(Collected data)
◆ ◆ ◆

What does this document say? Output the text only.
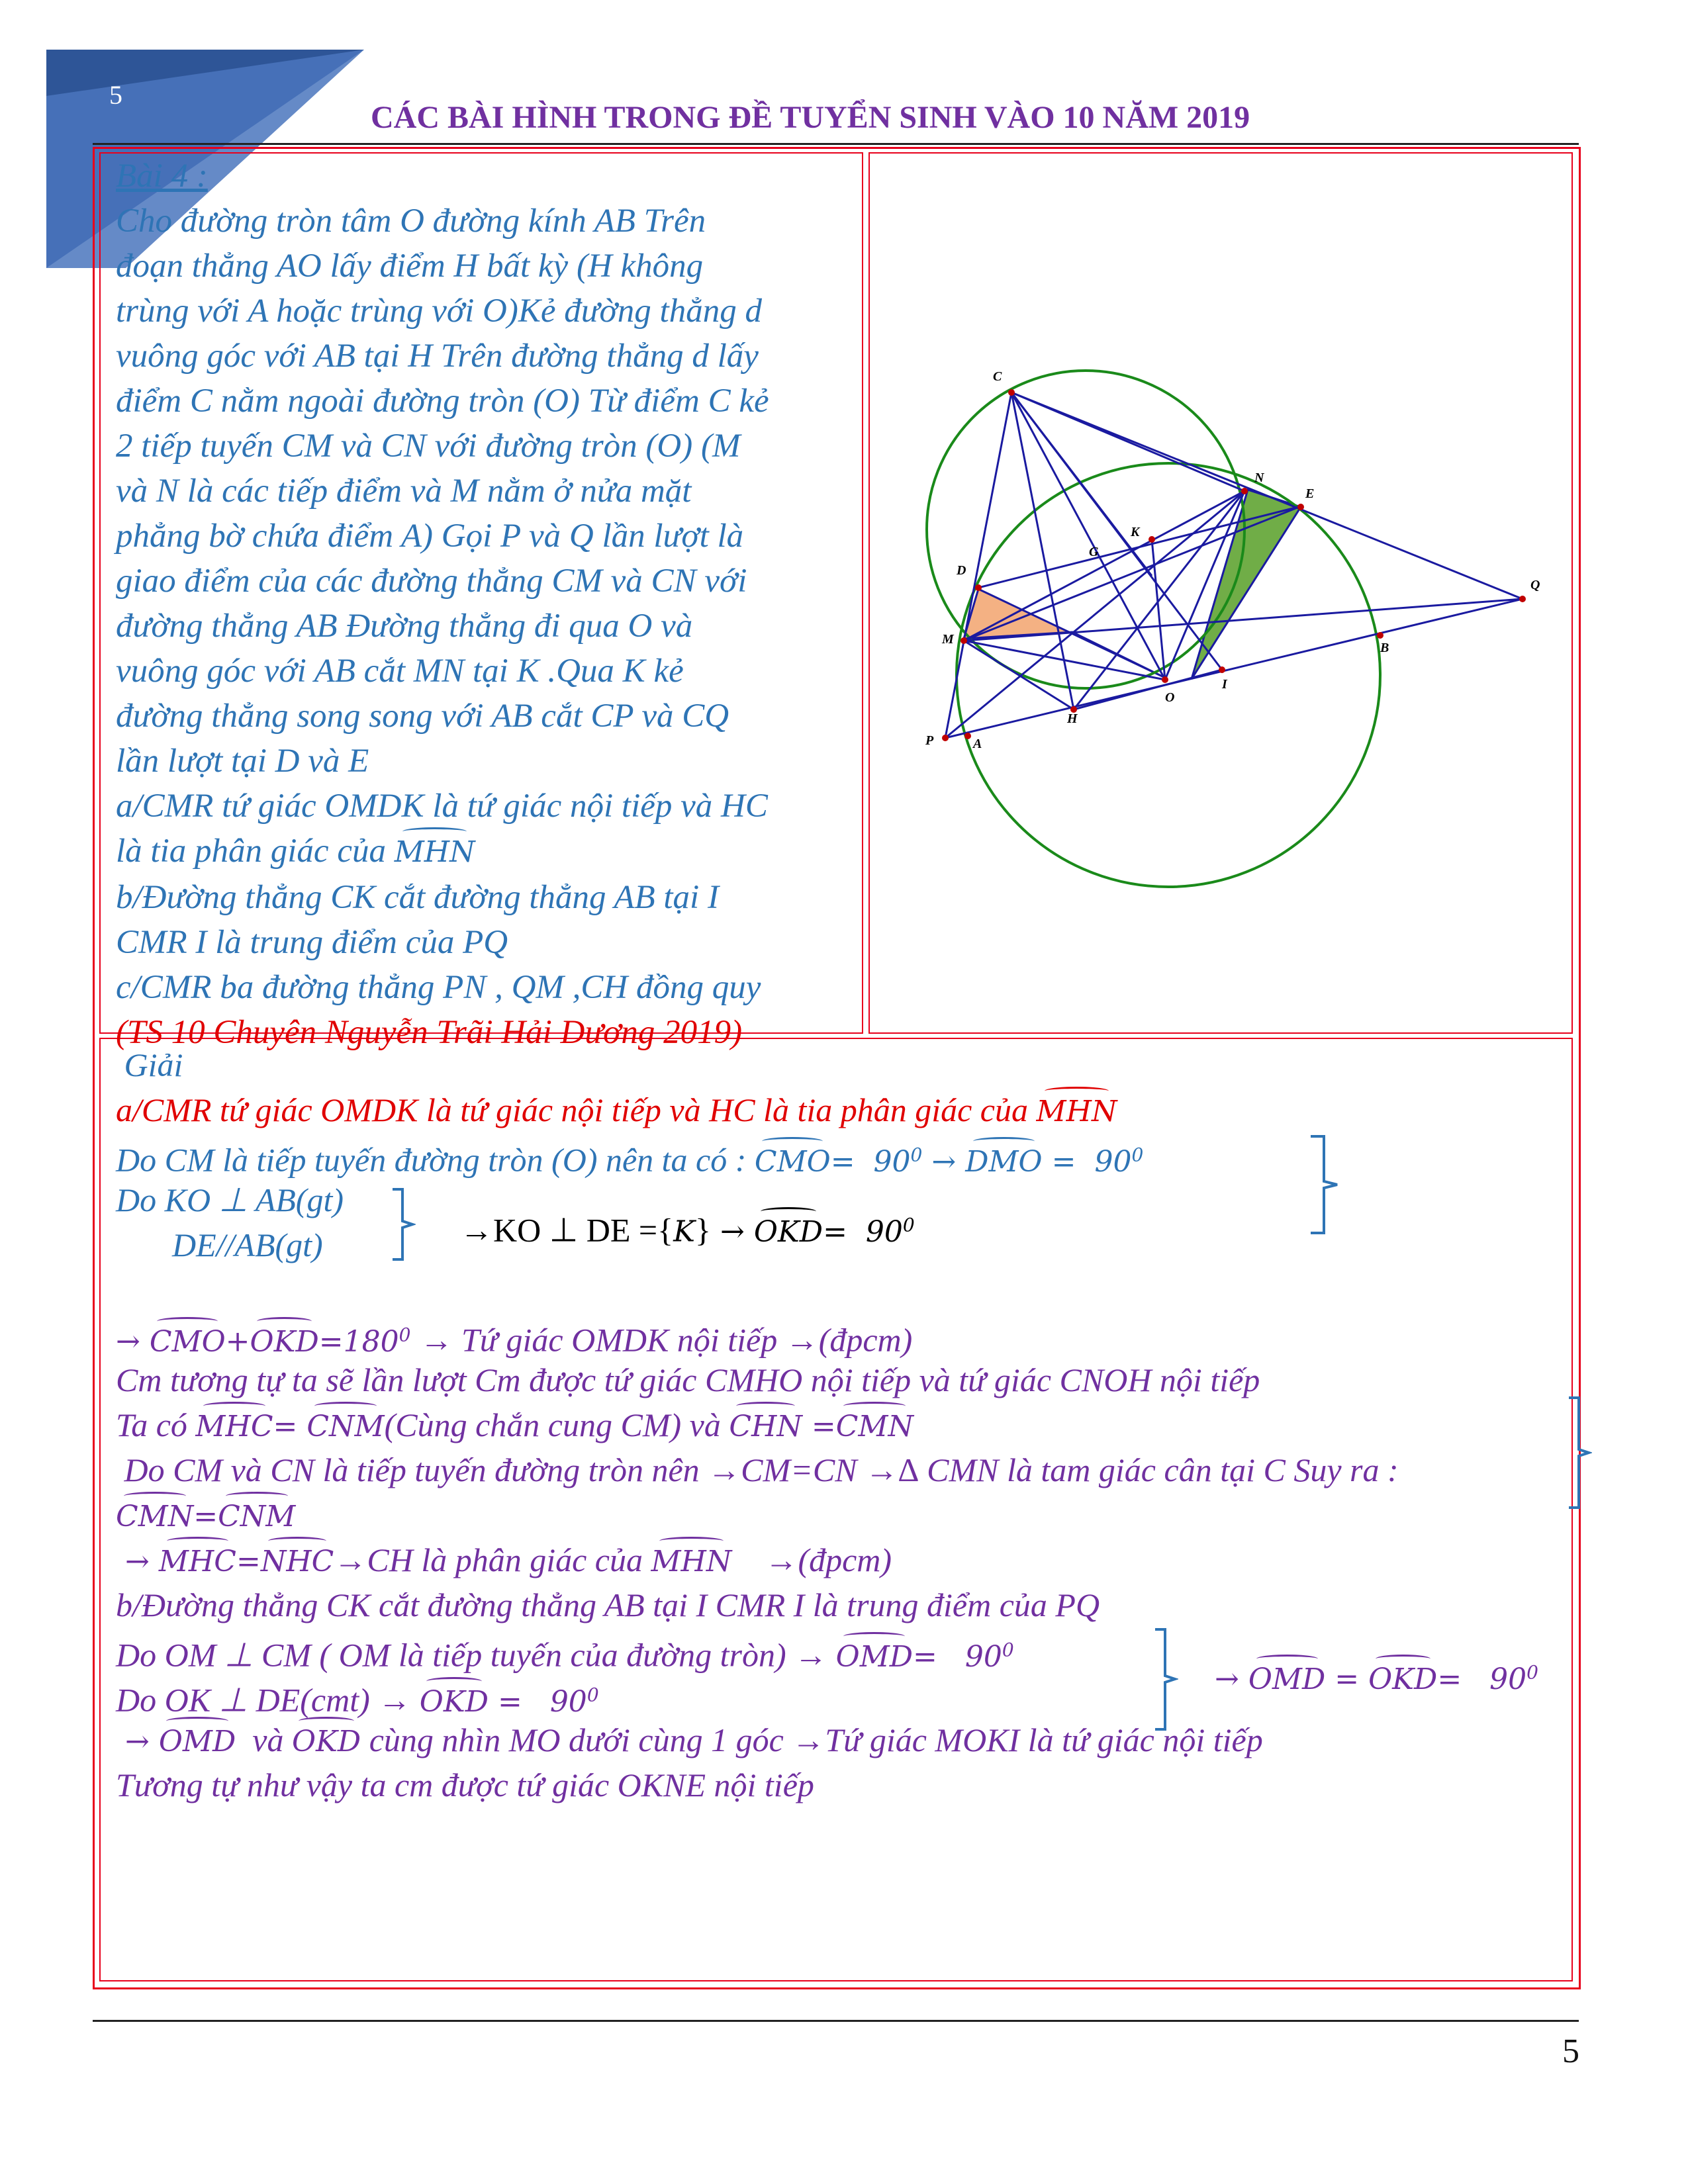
5
CÁC BÀI HÌNH TRONG ĐỀ TUYỂN SINH VÀO 10 NĂM 2019
Bài 4 :
Cho đường tròn tâm O đường kính AB Trên
đoạn thẳng AO lấy điểm H bất kỳ (H không
trùng với A hoặc trùng với O)Kẻ đường thẳng d
vuông góc với AB tại H Trên đường thẳng d lấy
điểm C nằm ngoài đường tròn (O) Từ điểm C kẻ
2 tiếp tuyến CM và CN với đường tròn (O) (M
và N là các tiếp điểm và M nằm ở nửa mặt
phẳng bờ chứa điểm A) Gọi P và Q lần lượt là
giao điểm của các đường thẳng CM và CN với
đường thẳng AB Đường thẳng đi qua O và
vuông góc với AB cắt MN tại K .Qua K kẻ
đường thẳng song song với AB cắt CP và CQ
lần lượt tại D và E
a/CMR tứ giác OMDK là tứ giác nội tiếp và HC
là tia phân giác của MHN
b/Đường thẳng CK cắt đường thẳng AB tại I
CMR I là trung điểm của PQ
c/CMR ba đường thẳng PN , QM ,CH đồng quy
(TS 10 Chuyên Nguyễn Trãi Hải Dương 2019)
C
N
E
K
G
D
Q
M
B
I
O
H
P	A
Giải
a/CMR tứ giác OMDK là tứ giác nội tiếp và HC là tia phân giác của MHN
Do CM là tiếp tuyến đường tròn (O) nên ta có : $CMO= 90^0$ → DMO =  $90^0$
Do KO ⊥ AB(gt)
DE//AB(gt)	→KO ⊥ DE $=\{K\} \to OKD= 90^0$
→ $CMO+OKD=180^0$ → Tứ giác OMDK nội tiếp →(đpcm)
Cm tương tự ta sẽ lần lượt Cm được tứ giác CMHO nội tiếp và tứ giác CNOH nội tiếp
Ta có MHC= CNM(Cùng chắn cung CM) và CHN =CMN
Do CM và CN là tiếp tuyến đường tròn nên →CM=CN →∆ CMN là tam giác cân tại C Suy ra :
CMN=CNM
→ MHC=NHC→CH là phân giác của MHN →(đpcm)
b/Đường thẳng CK cắt đường thẳng AB tại I CMR I là trung điểm của PQ
Do OM ⊥ CM ( OM là tiếp tuyến của đường tròn) → $OMD= 90^0$
→ OMD = $OKD= 90^0$
Do OK ⊥ DE(cmt) → OKD =   $90^0$
→ OMD và OKD cùng nhìn MO dưới cùng 1 góc →Tứ giác MOKI là tứ giác nội tiếp
Tương tự như vậy ta cm được tứ giác OKNE nội tiếp
5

◆ ◆ ◆

*EXERCISE REQUIREMENTS:* Transcribe the preceding listing in its entirety and with exact wording, leaving out pictures.

*FINAL RESULT:*
What does this document say? Output the text only.
5
CÁC BÀI HÌNH TRONG ĐỀ TUYỂN SINH VÀO 10 NĂM 2019
Bài 4 :
Cho đường tròn tâm O đường kính AB Trên
đoạn thẳng AO lấy điểm H bất kỳ (H không
trùng với A hoặc trùng với O)Kẻ đường thẳng d
vuông góc với AB tại H Trên đường thẳng d lấy
điểm C nằm ngoài đường tròn (O) Từ điểm C kẻ
2 tiếp tuyến CM và CN với đường tròn (O) (M
và N là các tiếp điểm và M nằm ở nửa mặt
phẳng bờ chứa điểm A) Gọi P và Q lần lượt là
giao điểm của các đường thẳng CM và CN với
đường thẳng AB Đường thẳng đi qua O và
vuông góc với AB cắt MN tại K .Qua K kẻ
đường thẳng song song với AB cắt CP và CQ
lần lượt tại D và E
a/CMR tứ giác OMDK là tứ giác nội tiếp và HC
là tia phân giác của MHN
b/Đường thẳng CK cắt đường thẳng AB tại I
CMR I là trung điểm của PQ
c/CMR ba đường thẳng PN , QM ,CH đồng quy
(TS 10 Chuyên Nguyễn Trãi Hải Dương 2019)
C
N
E
K
G
D
Q
M
B
I
O
H
P	A
Giải
a/CMR tứ giác OMDK là tứ giác nội tiếp và HC là tia phân giác của MHN
Do CM là tiếp tuyến đường tròn (O) nên ta có : $CMO= 90^0$ → DMO =  $90^0$
Do KO ⊥ AB(gt)
DE//AB(gt)	→KO ⊥ DE $=\{K\} \to OKD= 90^0$
→ $CMO+OKD=180^0$ → Tứ giác OMDK nội tiếp →(đpcm)
Cm tương tự ta sẽ lần lượt Cm được tứ giác CMHO nội tiếp và tứ giác CNOH nội tiếp
Ta có MHC= CNM(Cùng chắn cung CM) và CHN =CMN
Do CM và CN là tiếp tuyến đường tròn nên →CM=CN →∆ CMN là tam giác cân tại C Suy ra :
CMN=CNM
→ MHC=NHC→CH là phân giác của MHN →(đpcm)
b/Đường thẳng CK cắt đường thẳng AB tại I CMR I là trung điểm của PQ
Do OM ⊥ CM ( OM là tiếp tuyến của đường tròn) → $OMD= 90^0$
→ OMD = $OKD= 90^0$
Do OK ⊥ DE(cmt) → OKD =   $90^0$
→ OMD và OKD cùng nhìn MO dưới cùng 1 góc →Tứ giác MOKI là tứ giác nội tiếp
Tương tự như vậy ta cm được tứ giác OKNE nội tiếp
5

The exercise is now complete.